Lines of data:
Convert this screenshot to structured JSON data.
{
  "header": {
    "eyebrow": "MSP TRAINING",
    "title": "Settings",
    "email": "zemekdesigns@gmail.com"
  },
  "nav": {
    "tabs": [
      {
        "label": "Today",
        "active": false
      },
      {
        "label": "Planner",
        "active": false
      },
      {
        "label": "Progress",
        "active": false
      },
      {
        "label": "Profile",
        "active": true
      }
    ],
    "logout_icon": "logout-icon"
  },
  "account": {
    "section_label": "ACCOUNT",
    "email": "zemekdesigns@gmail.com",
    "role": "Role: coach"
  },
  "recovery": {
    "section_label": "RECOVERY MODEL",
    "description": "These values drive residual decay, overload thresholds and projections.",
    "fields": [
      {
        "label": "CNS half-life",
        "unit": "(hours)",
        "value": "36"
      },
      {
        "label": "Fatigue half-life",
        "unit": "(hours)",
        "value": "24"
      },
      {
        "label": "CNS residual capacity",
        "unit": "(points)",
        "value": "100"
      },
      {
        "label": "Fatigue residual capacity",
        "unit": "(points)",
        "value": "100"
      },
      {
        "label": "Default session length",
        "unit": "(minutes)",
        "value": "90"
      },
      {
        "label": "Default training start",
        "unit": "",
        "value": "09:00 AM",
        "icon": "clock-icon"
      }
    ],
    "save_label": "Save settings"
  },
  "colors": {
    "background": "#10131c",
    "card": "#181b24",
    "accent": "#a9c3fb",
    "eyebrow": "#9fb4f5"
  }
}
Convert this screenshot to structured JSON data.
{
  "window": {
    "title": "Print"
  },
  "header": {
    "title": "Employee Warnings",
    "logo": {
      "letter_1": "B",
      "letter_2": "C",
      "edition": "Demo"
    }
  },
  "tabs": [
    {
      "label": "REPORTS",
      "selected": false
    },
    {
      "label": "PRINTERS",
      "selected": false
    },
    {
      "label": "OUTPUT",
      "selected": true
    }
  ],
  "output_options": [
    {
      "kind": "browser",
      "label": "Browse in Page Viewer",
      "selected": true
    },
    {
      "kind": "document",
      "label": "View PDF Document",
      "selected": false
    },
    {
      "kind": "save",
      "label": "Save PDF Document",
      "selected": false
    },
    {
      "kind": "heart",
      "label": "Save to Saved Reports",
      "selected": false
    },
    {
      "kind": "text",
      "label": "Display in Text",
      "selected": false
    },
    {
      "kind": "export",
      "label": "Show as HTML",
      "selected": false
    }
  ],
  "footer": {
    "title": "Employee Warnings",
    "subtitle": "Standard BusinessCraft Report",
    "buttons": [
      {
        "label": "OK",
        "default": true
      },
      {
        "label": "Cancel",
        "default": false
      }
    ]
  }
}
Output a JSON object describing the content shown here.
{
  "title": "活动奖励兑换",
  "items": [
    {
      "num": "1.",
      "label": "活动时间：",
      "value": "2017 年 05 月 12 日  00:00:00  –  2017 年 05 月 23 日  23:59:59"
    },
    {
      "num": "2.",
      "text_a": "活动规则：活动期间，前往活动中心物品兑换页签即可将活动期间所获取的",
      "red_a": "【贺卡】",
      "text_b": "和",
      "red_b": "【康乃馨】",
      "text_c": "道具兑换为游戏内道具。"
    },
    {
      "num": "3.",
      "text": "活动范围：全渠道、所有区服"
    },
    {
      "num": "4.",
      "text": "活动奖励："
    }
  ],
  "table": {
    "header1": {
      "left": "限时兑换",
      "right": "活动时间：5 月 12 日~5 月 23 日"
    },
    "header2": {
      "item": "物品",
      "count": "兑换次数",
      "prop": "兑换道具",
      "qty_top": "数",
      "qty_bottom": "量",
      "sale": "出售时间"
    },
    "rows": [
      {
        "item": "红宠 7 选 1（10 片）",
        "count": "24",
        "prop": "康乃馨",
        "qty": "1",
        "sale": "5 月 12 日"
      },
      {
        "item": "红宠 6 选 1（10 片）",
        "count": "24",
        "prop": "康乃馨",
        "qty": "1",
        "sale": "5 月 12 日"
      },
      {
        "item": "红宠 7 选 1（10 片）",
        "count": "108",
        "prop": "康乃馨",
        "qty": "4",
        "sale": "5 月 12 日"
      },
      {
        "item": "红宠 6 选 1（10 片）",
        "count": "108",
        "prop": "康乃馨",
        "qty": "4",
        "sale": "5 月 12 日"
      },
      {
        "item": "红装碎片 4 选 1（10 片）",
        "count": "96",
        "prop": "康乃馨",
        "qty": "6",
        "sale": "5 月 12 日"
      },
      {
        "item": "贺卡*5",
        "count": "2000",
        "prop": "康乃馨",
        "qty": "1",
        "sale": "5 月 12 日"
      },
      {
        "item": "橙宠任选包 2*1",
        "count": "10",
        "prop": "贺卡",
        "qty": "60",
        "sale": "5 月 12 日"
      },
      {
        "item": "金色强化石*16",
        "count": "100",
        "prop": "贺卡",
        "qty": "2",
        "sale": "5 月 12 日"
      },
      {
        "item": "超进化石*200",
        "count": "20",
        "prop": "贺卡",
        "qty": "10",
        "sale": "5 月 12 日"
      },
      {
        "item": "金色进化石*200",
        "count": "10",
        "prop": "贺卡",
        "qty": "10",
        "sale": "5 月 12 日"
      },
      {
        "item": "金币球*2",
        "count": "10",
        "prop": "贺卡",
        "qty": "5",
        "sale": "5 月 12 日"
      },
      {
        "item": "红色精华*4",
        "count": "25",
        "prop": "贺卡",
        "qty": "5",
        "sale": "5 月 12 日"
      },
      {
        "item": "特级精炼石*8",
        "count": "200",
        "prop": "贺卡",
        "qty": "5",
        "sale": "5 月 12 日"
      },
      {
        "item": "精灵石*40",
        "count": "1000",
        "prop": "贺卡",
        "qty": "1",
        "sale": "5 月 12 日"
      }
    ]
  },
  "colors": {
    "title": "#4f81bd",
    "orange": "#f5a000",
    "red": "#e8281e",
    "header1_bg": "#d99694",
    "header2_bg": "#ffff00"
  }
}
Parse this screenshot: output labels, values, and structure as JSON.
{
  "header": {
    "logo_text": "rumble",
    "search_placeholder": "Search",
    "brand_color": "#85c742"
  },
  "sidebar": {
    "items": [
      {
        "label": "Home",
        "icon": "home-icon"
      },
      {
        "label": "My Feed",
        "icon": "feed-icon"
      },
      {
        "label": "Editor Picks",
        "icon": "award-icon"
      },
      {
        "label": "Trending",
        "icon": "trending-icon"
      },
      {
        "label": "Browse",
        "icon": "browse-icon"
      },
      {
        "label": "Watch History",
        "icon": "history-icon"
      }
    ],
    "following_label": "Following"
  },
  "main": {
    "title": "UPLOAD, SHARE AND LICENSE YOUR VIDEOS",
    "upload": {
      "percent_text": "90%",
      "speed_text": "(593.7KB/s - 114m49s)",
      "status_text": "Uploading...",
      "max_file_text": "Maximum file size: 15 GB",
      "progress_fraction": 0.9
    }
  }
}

What is expected |
Repeat the entries shown above, every one, word for word.

Result of this exercise |
Convert this screenshot to structured JSON data.
{
  "header": {
    "eyebrow": "MSP TRAINING",
    "title": "Settings",
    "email": "zemekdesigns@gmail.com"
  },
  "nav": {
    "tabs": [
      {
        "label": "Today",
        "active": false
      },
      {
        "label": "Planner",
        "active": false
      },
      {
        "label": "Progress",
        "active": false
      },
      {
        "label": "Profile",
        "active": true
      }
    ],
    "logout_icon": "logout-icon"
  },
  "account": {
    "section_label": "ACCOUNT",
    "email": "zemekdesigns@gmail.com",
    "role": "Role: coach"
  },
  "recovery": {
    "section_label": "RECOVERY MODEL",
    "description": "These values drive residual decay, overload thresholds and projections.",
    "fields": [
      {
        "label": "CNS half-life",
        "unit": "(hours)",
        "value": "36"
      },
      {
        "label": "Fatigue half-life",
        "unit": "(hours)",
        "value": "24"
      },
      {
        "label": "CNS residual capacity",
        "unit": "(points)",
        "value": "100"
      },
      {
        "label": "Fatigue residual capacity",
        "unit": "(points)",
        "value": "100"
      },
      {
        "label": "Default session length",
        "unit": "(minutes)",
        "value": "90"
      },
      {
        "label": "Default training start",
        "unit": "",
        "value": "09:00 AM",
        "icon": "clock-icon"
      }
    ],
    "save_label": "Save settings"
  },
  "colors": {
    "background": "#10131c",
    "card": "#181b24",
    "accent": "#a9c3fb",
    "eyebrow": "#9fb4f5"
  }
}
Convert this screenshot to structured JSON data.
{
  "window": {
    "title": "Print"
  },
  "header": {
    "title": "Employee Warnings",
    "logo": {
      "letter_1": "B",
      "letter_2": "C",
      "edition": "Demo"
    }
  },
  "tabs": [
    {
      "label": "REPORTS",
      "selected": false
    },
    {
      "label": "PRINTERS",
      "selected": false
    },
    {
      "label": "OUTPUT",
      "selected": true
    }
  ],
  "output_options": [
    {
      "kind": "browser",
      "label": "Browse in Page Viewer",
      "selected": true
    },
    {
      "kind": "document",
      "label": "View PDF Document",
      "selected": false
    },
    {
      "kind": "save",
      "label": "Save PDF Document",
      "selected": false
    },
    {
      "kind": "heart",
      "label": "Save to Saved Reports",
      "selected": false
    },
    {
      "kind": "text",
      "label": "Display in Text",
      "selected": false
    },
    {
      "kind": "export",
      "label": "Show as HTML",
      "selected": false
    }
  ],
  "footer": {
    "title": "Employee Warnings",
    "subtitle": "Standard BusinessCraft Report",
    "buttons": [
      {
        "label": "OK",
        "default": true
      },
      {
        "label": "Cancel",
        "default": false
      }
    ]
  }
}
Output a JSON object describing the content shown here.
{
  "title": "活动奖励兑换",
  "items": [
    {
      "num": "1.",
      "label": "活动时间：",
      "value": "2017 年 05 月 12 日  00:00:00  –  2017 年 05 月 23 日  23:59:59"
    },
    {
      "num": "2.",
      "text_a": "活动规则：活动期间，前往活动中心物品兑换页签即可将活动期间所获取的",
      "red_a": "【贺卡】",
      "text_b": "和",
      "red_b": "【康乃馨】",
      "text_c": "道具兑换为游戏内道具。"
    },
    {
      "num": "3.",
      "text": "活动范围：全渠道、所有区服"
    },
    {
      "num": "4.",
      "text": "活动奖励："
    }
  ],
  "table": {
    "header1": {
      "left": "限时兑换",
      "right": "活动时间：5 月 12 日~5 月 23 日"
    },
    "header2": {
      "item": "物品",
      "count": "兑换次数",
      "prop": "兑换道具",
      "qty_top": "数",
      "qty_bottom": "量",
      "sale": "出售时间"
    },
    "rows": [
      {
        "item": "红宠 7 选 1（10 片）",
        "count": "24",
        "prop": "康乃馨",
        "qty": "1",
        "sale": "5 月 12 日"
      },
      {
        "item": "红宠 6 选 1（10 片）",
        "count": "24",
        "prop": "康乃馨",
        "qty": "1",
        "sale": "5 月 12 日"
      },
      {
        "item": "红宠 7 选 1（10 片）",
        "count": "108",
        "prop": "康乃馨",
        "qty": "4",
        "sale": "5 月 12 日"
      },
      {
        "item": "红宠 6 选 1（10 片）",
        "count": "108",
        "prop": "康乃馨",
        "qty": "4",
        "sale": "5 月 12 日"
      },
      {
        "item": "红装碎片 4 选 1（10 片）",
        "count": "96",
        "prop": "康乃馨",
        "qty": "6",
        "sale": "5 月 12 日"
      },
      {
        "item": "贺卡*5",
        "count": "2000",
        "prop": "康乃馨",
        "qty": "1",
        "sale": "5 月 12 日"
      },
      {
        "item": "橙宠任选包 2*1",
        "count": "10",
        "prop": "贺卡",
        "qty": "60",
        "sale": "5 月 12 日"
      },
      {
        "item": "金色强化石*16",
        "count": "100",
        "prop": "贺卡",
        "qty": "2",
        "sale": "5 月 12 日"
      },
      {
        "item": "超进化石*200",
        "count": "20",
        "prop": "贺卡",
        "qty": "10",
        "sale": "5 月 12 日"
      },
      {
        "item": "金色进化石*200",
        "count": "10",
        "prop": "贺卡",
        "qty": "10",
        "sale": "5 月 12 日"
      },
      {
        "item": "金币球*2",
        "count": "10",
        "prop": "贺卡",
        "qty": "5",
        "sale": "5 月 12 日"
      },
      {
        "item": "红色精华*4",
        "count": "25",
        "prop": "贺卡",
        "qty": "5",
        "sale": "5 月 12 日"
      },
      {
        "item": "特级精炼石*8",
        "count": "200",
        "prop": "贺卡",
        "qty": "5",
        "sale": "5 月 12 日"
      },
      {
        "item": "精灵石*40",
        "count": "1000",
        "prop": "贺卡",
        "qty": "1",
        "sale": "5 月 12 日"
      }
    ]
  },
  "colors": {
    "title": "#4f81bd",
    "orange": "#f5a000",
    "red": "#e8281e",
    "header1_bg": "#d99694",
    "header2_bg": "#ffff00"
  }
}
Parse this screenshot: output labels, values, and structure as JSON.
{
  "header": {
    "logo_text": "rumble",
    "search_placeholder": "Search",
    "brand_color": "#85c742"
  },
  "sidebar": {
    "items": [
      {
        "label": "Home",
        "icon": "home-icon"
      },
      {
        "label": "My Feed",
        "icon": "feed-icon"
      },
      {
        "label": "Editor Picks",
        "icon": "award-icon"
      },
      {
        "label": "Trending",
        "icon": "trending-icon"
      },
      {
        "label": "Browse",
        "icon": "browse-icon"
      },
      {
        "label": "Watch History",
        "icon": "history-icon"
      }
    ],
    "following_label": "Following"
  },
  "main": {
    "title": "UPLOAD, SHARE AND LICENSE YOUR VIDEOS",
    "upload": {
      "percent_text": "90%",
      "speed_text": "(593.7KB/s - 114m49s)",
      "status_text": "Uploading...",
      "max_file_text": "Maximum file size: 15 GB",
      "progress_fraction": 0.9
    }
  }
}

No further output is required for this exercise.